**Your objective**
In the data, extract each line that holds the string "track".

[Extracted data entries]

----

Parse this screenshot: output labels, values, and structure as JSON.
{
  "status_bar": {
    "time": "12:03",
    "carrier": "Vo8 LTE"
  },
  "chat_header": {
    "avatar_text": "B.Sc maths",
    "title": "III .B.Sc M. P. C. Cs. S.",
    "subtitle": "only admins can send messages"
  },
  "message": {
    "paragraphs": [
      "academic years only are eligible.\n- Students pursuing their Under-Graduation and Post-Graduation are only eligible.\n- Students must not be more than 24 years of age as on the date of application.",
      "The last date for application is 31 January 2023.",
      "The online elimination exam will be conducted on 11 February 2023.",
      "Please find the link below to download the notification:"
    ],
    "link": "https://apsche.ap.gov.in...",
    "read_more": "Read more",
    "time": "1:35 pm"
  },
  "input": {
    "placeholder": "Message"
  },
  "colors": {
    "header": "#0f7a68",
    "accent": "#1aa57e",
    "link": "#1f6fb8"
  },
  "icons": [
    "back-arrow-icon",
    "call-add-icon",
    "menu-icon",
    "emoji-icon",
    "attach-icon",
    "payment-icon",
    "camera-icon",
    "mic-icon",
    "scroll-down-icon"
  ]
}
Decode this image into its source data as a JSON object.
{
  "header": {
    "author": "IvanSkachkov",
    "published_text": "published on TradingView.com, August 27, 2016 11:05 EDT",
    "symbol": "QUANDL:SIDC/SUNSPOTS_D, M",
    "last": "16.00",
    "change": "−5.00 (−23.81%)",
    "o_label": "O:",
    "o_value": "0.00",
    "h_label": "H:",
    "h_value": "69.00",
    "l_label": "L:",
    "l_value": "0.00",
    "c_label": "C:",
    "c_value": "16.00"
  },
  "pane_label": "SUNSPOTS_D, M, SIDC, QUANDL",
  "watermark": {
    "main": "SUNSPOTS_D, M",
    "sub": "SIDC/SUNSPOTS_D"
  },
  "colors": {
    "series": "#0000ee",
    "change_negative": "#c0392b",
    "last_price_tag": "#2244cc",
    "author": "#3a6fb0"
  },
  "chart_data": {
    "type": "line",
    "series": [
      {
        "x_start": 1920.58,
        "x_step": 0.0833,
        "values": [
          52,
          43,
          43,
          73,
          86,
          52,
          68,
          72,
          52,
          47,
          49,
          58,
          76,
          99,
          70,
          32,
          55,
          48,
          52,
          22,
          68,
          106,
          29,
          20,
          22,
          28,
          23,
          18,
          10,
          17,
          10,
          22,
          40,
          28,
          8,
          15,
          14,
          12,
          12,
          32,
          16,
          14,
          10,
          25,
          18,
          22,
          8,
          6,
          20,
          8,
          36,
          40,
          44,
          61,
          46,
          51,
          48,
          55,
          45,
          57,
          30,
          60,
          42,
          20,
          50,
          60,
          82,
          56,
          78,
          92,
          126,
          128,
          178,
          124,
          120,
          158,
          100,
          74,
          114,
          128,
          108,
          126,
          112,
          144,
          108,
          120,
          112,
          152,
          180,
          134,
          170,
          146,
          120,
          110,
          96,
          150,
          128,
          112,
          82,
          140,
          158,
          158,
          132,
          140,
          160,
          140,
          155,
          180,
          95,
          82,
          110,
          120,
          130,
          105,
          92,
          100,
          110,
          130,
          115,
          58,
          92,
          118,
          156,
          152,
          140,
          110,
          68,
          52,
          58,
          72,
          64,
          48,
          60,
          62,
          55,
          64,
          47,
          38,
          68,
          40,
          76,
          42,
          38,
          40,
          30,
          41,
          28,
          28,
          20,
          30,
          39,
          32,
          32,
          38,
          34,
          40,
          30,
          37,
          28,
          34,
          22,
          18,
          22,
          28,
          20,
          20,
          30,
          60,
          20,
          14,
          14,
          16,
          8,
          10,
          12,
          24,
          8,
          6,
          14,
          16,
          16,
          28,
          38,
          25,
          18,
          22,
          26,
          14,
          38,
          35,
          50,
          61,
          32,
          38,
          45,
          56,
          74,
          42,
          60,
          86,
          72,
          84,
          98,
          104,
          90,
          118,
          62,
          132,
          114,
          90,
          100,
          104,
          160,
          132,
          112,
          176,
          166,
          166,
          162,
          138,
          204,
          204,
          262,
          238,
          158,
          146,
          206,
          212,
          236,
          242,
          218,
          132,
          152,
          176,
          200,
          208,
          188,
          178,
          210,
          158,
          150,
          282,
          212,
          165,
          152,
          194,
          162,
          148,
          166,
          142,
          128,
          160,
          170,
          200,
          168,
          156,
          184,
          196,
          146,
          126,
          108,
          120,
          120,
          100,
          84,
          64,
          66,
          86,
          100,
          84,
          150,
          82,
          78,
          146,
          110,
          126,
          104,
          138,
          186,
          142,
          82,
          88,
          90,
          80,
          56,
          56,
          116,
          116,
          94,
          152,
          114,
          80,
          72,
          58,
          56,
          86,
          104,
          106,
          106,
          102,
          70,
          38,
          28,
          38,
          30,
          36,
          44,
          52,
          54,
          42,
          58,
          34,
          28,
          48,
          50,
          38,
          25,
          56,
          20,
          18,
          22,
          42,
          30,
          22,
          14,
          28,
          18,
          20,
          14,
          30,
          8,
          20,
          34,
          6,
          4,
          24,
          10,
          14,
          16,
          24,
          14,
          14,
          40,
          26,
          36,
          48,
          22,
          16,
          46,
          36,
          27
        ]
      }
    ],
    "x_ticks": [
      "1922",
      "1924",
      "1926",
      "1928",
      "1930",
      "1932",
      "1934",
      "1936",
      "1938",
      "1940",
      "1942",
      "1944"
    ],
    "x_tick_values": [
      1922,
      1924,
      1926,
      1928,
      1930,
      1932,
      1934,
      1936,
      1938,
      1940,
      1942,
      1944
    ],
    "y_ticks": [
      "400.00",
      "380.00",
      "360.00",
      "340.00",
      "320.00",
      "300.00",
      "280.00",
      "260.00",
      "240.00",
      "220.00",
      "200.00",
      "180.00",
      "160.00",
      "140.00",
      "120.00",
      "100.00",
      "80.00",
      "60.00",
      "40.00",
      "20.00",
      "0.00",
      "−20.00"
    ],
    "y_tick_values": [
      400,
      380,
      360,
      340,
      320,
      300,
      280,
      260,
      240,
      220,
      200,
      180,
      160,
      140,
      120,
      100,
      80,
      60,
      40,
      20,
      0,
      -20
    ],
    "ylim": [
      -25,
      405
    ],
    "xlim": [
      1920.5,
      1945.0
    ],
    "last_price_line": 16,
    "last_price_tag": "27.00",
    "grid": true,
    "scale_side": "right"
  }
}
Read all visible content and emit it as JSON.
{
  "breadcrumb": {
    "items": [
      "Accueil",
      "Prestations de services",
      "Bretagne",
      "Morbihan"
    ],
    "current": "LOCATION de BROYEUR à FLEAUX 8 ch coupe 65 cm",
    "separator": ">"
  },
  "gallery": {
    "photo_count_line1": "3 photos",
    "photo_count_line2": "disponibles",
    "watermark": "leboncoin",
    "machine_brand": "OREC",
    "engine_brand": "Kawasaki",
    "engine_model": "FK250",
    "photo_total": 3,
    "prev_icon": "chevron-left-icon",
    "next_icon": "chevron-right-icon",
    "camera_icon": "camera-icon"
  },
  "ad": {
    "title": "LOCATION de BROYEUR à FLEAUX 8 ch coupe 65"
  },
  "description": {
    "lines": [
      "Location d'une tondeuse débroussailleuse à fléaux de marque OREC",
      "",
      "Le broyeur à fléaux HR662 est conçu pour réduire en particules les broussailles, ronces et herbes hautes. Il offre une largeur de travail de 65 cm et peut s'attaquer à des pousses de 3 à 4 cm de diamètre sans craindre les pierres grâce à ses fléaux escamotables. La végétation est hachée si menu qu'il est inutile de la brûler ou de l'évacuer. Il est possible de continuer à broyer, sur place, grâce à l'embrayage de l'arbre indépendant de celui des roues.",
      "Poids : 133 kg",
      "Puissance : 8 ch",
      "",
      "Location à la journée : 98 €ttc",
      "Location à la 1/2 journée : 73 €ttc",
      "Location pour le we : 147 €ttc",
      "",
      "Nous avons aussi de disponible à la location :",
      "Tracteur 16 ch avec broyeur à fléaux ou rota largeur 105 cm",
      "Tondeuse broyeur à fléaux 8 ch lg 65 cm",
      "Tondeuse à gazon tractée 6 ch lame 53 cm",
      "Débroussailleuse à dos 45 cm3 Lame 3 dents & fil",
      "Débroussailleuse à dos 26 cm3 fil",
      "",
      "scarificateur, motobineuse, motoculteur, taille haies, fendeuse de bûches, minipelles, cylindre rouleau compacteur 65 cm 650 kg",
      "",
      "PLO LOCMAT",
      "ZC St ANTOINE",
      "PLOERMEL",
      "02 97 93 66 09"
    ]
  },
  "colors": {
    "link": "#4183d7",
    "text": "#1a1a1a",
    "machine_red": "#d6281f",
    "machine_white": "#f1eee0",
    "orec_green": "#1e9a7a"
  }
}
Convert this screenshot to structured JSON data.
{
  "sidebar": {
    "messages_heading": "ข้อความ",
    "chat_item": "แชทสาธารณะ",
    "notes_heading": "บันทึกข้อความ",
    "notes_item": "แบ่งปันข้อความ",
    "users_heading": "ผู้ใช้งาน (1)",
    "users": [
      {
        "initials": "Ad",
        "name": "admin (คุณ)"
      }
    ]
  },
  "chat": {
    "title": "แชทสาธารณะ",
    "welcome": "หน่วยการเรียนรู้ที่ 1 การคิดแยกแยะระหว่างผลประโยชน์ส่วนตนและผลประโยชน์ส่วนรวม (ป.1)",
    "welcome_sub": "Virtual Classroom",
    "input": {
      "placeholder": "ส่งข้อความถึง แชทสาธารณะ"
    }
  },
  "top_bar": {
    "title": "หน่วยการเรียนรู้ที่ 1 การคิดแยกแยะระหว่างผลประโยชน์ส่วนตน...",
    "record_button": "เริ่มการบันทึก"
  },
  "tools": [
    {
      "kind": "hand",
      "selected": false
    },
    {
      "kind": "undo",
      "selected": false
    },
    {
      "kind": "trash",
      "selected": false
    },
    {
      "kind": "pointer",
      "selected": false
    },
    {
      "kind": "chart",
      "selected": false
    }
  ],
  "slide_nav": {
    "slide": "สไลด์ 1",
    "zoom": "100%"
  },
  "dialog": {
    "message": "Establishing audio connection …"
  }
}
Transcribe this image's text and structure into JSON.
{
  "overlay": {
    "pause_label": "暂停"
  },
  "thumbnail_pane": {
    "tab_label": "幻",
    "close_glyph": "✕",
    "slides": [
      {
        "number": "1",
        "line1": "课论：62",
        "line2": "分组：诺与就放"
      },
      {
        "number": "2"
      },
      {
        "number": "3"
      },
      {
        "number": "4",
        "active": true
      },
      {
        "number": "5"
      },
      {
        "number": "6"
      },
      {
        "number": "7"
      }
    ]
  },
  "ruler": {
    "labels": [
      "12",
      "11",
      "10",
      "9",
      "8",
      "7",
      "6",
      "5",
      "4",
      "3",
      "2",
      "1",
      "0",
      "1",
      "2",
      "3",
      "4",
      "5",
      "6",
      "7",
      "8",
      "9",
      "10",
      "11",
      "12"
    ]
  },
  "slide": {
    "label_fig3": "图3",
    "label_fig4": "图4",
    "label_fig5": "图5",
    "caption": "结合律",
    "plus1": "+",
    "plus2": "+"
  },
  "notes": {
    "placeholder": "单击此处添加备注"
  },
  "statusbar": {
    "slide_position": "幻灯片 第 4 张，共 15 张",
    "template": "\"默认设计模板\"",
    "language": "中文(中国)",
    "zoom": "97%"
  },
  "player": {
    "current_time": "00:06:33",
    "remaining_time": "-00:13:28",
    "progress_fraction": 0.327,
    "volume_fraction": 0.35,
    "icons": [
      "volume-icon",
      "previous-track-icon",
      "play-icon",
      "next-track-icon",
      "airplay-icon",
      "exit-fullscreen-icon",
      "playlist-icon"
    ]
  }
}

----

**Result for this task**
      "previous-track-icon",
      "next-track-icon",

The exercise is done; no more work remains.